─── Data provided

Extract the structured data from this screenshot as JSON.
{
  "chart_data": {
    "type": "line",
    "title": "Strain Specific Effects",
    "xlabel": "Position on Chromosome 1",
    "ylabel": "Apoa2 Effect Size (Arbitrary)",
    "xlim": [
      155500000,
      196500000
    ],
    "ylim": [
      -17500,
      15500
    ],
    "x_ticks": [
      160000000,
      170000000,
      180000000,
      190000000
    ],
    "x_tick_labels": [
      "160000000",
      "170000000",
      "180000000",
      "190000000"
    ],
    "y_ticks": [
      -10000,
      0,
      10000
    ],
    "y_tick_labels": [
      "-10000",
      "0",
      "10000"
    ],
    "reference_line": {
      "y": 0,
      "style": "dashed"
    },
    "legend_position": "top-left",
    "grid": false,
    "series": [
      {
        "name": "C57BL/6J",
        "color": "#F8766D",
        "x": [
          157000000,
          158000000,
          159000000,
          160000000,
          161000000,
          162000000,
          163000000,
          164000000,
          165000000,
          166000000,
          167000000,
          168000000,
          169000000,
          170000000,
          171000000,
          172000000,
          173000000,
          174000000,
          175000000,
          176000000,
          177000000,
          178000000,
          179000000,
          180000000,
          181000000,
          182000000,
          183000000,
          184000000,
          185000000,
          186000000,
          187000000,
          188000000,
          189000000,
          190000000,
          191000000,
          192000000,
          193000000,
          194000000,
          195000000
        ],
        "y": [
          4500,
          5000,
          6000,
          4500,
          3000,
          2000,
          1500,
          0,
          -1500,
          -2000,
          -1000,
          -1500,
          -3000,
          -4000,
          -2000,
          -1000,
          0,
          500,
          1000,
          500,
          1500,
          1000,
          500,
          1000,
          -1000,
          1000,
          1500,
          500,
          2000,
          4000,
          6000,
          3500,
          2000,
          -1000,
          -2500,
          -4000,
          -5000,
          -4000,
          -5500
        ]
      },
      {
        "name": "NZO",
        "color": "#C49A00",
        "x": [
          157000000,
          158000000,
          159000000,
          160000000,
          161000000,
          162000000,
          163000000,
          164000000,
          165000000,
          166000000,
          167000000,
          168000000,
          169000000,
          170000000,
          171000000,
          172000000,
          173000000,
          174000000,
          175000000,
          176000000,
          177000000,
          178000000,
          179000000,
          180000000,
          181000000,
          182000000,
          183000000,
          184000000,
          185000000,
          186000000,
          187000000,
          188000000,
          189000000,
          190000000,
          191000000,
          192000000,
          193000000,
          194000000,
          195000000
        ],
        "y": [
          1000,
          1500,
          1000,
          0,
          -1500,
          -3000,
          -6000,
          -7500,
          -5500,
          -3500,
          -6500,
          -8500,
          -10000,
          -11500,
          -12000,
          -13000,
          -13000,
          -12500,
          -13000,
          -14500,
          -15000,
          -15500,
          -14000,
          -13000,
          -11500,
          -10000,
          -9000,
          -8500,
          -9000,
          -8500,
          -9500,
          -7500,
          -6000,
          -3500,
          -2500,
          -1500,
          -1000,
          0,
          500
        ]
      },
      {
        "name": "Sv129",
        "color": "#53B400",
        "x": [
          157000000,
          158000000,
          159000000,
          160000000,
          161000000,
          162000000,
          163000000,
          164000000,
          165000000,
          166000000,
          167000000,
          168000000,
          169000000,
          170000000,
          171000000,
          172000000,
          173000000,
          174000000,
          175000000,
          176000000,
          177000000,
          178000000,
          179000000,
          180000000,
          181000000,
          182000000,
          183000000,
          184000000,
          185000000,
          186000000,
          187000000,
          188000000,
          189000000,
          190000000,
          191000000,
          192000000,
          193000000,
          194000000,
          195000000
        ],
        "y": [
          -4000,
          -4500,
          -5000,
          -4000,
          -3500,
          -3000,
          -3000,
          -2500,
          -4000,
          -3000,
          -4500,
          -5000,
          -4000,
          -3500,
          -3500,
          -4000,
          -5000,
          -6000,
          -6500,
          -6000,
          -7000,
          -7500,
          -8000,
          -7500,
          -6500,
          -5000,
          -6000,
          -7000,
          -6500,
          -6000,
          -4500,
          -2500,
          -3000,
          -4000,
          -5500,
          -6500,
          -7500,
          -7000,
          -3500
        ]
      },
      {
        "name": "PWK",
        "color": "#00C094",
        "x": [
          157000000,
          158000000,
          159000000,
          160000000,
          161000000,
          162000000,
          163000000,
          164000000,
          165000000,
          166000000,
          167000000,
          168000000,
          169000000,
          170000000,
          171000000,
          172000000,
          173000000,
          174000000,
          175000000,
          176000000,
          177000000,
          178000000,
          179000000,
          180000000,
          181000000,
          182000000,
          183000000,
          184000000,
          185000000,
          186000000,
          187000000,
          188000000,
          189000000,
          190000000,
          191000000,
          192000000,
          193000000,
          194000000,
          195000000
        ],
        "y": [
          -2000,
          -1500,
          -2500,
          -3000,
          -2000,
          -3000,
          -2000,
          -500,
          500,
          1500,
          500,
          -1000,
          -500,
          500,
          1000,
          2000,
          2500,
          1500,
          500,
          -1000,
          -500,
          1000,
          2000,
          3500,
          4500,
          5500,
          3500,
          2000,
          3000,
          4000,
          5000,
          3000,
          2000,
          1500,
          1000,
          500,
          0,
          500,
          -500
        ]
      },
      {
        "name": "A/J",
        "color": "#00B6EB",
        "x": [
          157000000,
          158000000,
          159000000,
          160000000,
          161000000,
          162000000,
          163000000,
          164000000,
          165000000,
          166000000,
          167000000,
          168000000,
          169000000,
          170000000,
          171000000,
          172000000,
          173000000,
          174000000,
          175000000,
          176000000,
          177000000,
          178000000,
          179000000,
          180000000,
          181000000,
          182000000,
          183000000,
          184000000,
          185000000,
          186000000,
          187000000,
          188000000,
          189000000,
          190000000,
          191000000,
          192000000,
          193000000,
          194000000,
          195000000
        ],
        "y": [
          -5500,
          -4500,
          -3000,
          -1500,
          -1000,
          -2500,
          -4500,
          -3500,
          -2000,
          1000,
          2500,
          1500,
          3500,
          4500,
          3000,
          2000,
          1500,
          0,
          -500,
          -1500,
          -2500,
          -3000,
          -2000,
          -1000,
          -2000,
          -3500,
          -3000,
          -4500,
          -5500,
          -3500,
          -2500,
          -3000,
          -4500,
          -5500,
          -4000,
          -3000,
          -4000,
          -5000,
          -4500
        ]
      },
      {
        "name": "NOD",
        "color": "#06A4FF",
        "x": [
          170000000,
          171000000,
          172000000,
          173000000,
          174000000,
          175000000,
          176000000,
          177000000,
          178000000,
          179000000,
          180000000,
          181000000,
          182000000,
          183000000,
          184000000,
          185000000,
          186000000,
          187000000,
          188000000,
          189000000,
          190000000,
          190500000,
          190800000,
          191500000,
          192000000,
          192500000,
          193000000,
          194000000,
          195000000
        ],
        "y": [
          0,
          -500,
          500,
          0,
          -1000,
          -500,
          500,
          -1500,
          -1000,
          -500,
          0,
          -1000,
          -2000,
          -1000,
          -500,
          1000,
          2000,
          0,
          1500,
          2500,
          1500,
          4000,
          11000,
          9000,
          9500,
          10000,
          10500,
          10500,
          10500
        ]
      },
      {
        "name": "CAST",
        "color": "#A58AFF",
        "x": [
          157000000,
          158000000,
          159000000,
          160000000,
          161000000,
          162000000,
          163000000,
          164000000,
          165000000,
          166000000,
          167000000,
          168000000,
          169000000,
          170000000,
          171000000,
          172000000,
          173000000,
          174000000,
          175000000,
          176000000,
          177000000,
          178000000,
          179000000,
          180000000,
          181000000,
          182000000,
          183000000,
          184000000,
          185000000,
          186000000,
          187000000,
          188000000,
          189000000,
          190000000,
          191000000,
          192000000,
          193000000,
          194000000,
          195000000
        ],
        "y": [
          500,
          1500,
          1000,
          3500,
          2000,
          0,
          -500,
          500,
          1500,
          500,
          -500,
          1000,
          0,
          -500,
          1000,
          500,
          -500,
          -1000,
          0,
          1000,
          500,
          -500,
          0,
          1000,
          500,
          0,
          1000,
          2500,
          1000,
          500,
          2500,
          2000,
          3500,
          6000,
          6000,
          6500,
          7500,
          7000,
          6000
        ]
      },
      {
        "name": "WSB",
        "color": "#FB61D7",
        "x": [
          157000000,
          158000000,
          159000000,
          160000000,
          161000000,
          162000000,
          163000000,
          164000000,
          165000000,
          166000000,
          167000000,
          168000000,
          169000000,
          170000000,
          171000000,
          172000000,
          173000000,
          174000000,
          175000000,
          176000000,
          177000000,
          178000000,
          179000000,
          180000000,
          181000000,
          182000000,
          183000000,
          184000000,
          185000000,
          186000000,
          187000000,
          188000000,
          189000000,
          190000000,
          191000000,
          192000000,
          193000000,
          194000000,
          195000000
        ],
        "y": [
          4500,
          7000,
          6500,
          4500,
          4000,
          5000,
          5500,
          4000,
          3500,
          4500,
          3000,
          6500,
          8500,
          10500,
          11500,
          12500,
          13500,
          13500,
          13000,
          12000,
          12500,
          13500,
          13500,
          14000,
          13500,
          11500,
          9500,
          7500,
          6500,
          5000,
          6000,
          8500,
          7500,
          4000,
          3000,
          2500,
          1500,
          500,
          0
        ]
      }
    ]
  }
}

──────

Filter the records for lines holding the string "name". Copy each one.

        "name": "C57BL/6J",
        "name": "NZO",
        "name": "Sv129",
        "name": "PWK",
        "name": "A/J",
        "name": "NOD",
        "name": "CAST",
        "name": "WSB",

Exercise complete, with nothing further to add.